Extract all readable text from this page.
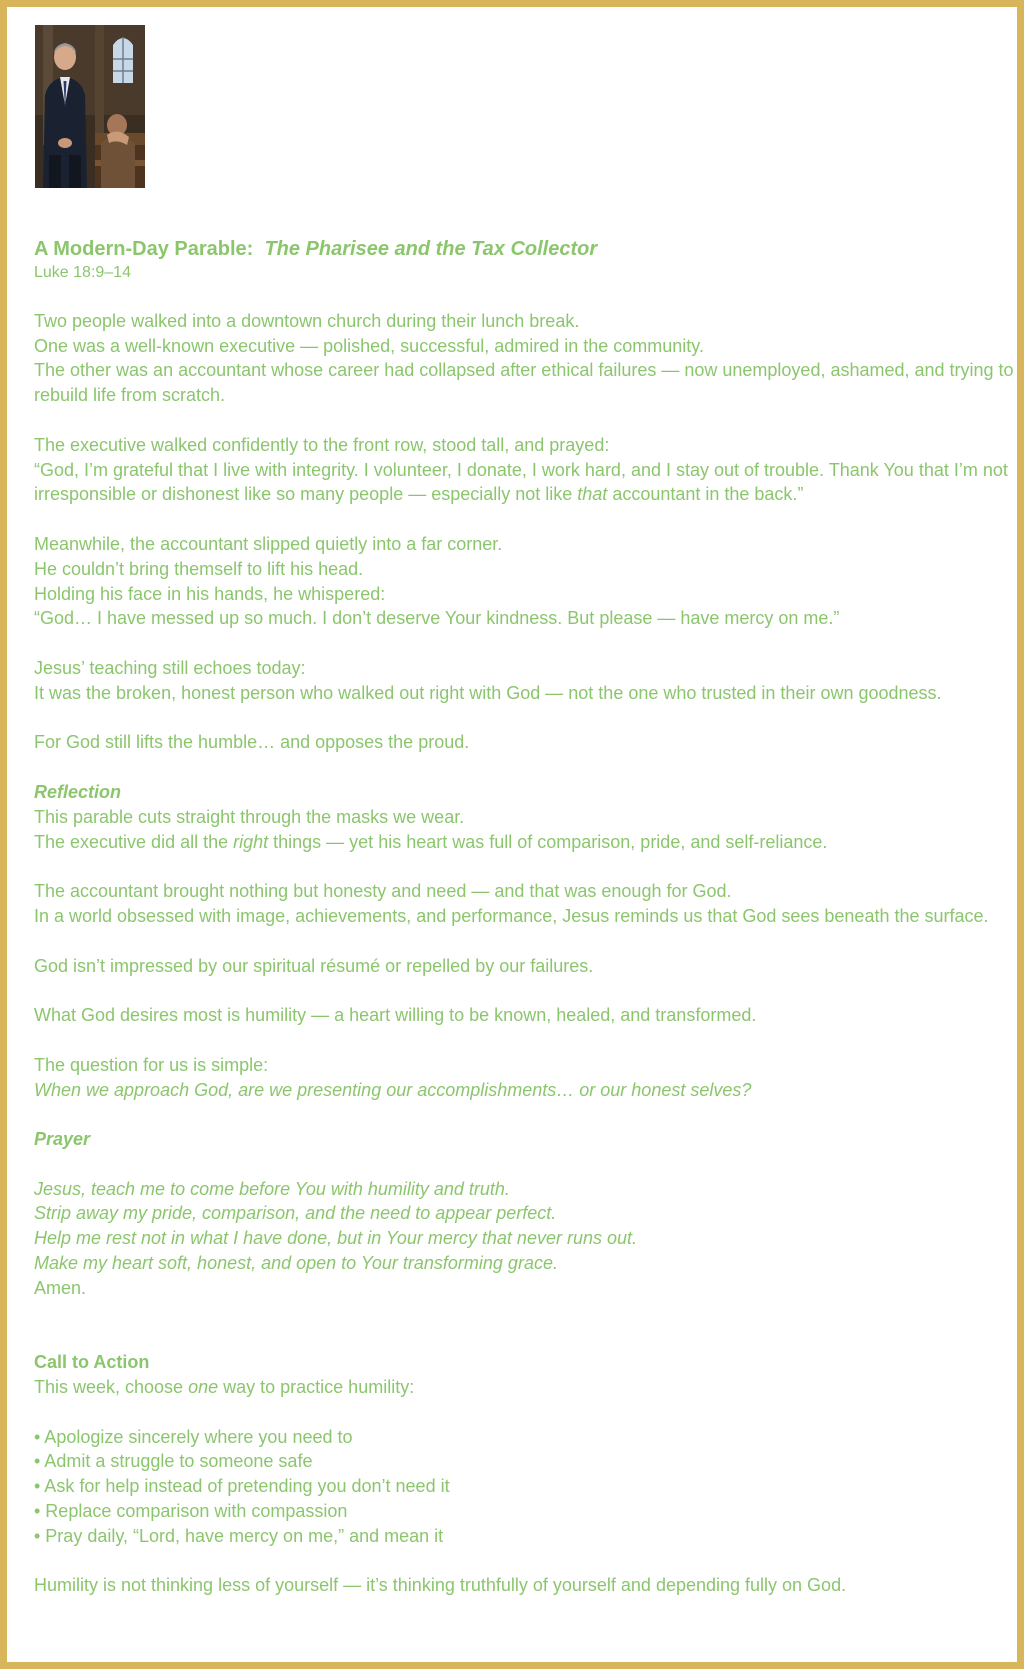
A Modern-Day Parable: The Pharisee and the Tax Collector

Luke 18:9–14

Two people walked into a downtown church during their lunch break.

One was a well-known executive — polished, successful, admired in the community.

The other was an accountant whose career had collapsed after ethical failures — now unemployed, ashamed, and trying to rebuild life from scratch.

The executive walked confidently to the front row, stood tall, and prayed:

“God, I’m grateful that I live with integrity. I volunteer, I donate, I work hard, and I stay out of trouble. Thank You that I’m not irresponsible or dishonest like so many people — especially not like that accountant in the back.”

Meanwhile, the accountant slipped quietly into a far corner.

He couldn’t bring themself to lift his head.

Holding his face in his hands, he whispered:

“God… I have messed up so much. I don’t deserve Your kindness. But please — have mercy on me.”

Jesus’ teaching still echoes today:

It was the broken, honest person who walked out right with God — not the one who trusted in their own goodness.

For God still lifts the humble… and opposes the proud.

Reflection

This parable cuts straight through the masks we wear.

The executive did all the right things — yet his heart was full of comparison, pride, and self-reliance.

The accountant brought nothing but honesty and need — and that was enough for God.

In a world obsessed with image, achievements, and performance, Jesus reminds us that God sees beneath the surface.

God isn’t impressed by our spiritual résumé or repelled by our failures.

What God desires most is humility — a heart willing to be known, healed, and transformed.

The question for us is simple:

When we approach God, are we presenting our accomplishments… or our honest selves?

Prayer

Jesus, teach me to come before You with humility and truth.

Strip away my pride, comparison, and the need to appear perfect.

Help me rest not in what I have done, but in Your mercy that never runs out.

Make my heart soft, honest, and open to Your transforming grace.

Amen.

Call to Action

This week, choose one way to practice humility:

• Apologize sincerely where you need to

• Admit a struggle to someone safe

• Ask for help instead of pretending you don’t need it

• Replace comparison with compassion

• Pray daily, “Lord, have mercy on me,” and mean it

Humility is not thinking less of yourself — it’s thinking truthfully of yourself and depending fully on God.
+--
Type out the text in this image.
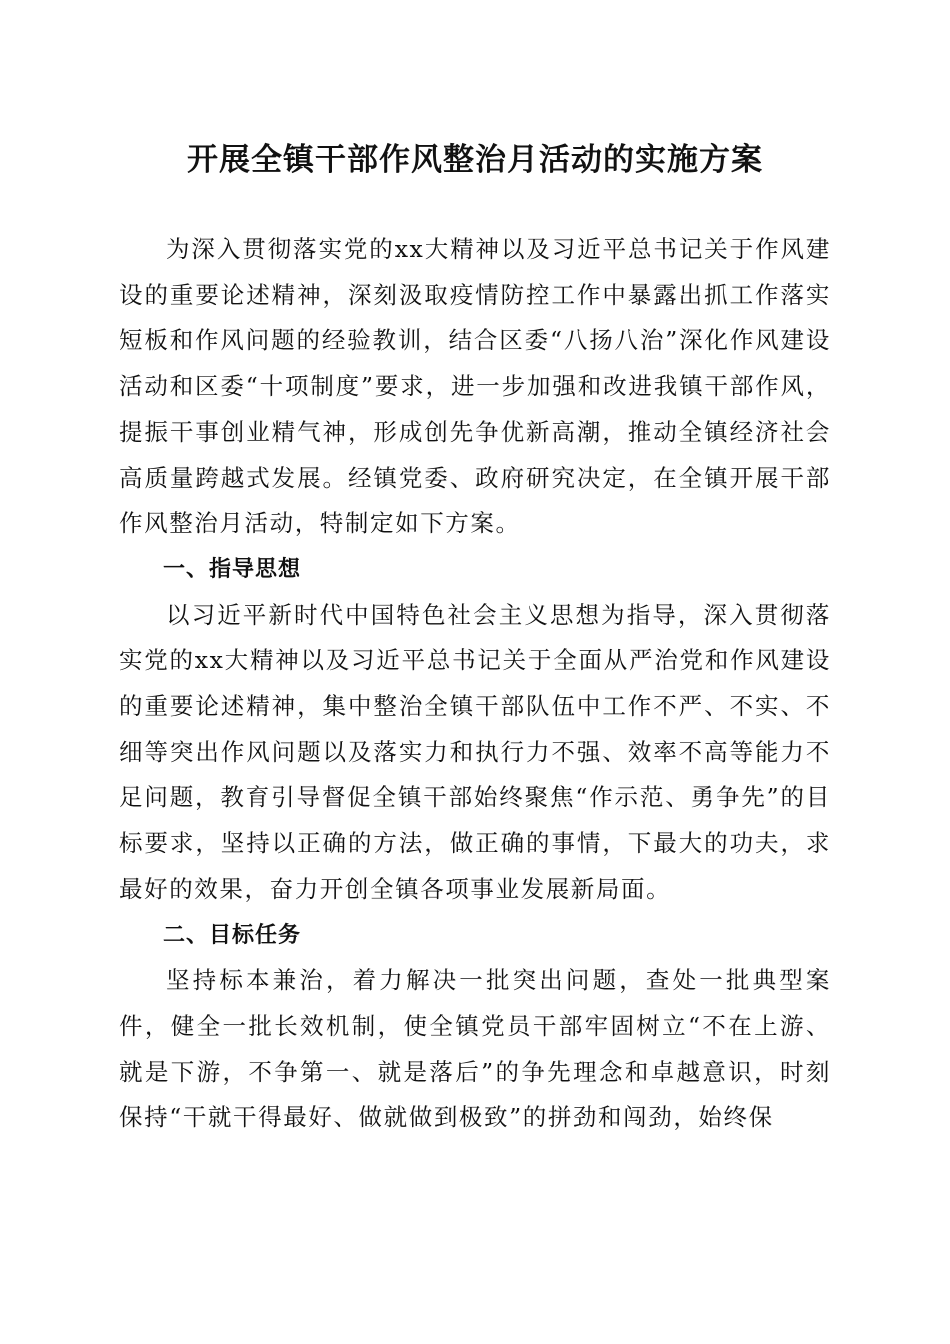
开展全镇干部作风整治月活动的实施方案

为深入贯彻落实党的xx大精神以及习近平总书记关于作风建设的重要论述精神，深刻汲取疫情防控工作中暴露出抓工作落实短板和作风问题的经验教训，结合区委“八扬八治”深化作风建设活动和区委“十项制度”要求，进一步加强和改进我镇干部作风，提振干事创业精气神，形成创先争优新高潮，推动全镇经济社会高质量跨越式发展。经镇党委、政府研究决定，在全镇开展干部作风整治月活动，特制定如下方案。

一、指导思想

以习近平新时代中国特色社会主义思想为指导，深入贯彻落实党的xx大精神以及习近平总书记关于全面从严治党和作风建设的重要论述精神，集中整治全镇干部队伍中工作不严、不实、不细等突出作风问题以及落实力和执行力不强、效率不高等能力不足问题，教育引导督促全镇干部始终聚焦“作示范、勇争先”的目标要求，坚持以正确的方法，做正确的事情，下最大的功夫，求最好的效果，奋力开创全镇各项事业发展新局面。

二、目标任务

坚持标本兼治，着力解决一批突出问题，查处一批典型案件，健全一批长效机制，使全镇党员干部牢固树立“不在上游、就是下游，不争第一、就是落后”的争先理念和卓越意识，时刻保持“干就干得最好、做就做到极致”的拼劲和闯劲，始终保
+--
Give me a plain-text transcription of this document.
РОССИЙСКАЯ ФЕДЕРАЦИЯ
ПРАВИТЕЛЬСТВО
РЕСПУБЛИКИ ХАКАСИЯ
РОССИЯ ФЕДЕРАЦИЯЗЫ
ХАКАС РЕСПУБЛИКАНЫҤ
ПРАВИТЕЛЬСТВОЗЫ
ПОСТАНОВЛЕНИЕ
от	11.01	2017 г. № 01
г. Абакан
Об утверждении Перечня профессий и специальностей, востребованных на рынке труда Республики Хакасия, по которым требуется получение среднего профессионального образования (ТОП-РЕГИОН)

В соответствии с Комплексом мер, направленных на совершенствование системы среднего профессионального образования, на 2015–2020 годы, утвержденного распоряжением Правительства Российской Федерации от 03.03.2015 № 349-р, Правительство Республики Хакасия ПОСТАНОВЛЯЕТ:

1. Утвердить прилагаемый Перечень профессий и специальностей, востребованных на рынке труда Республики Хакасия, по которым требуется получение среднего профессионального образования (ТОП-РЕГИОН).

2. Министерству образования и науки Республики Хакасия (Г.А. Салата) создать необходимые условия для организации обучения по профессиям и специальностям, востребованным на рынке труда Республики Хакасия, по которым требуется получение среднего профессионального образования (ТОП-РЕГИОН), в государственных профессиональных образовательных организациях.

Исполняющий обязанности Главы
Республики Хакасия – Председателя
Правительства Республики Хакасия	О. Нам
+--
Given request:
Check every line of the data above for the string "comparison", and copy those that have it.

Response to the task:
The executive did all the right things — yet his heart was full of comparison, pride, and self-reliance.
Strip away my pride, comparison, and the need to appear perfect.
• Replace comparison with compassion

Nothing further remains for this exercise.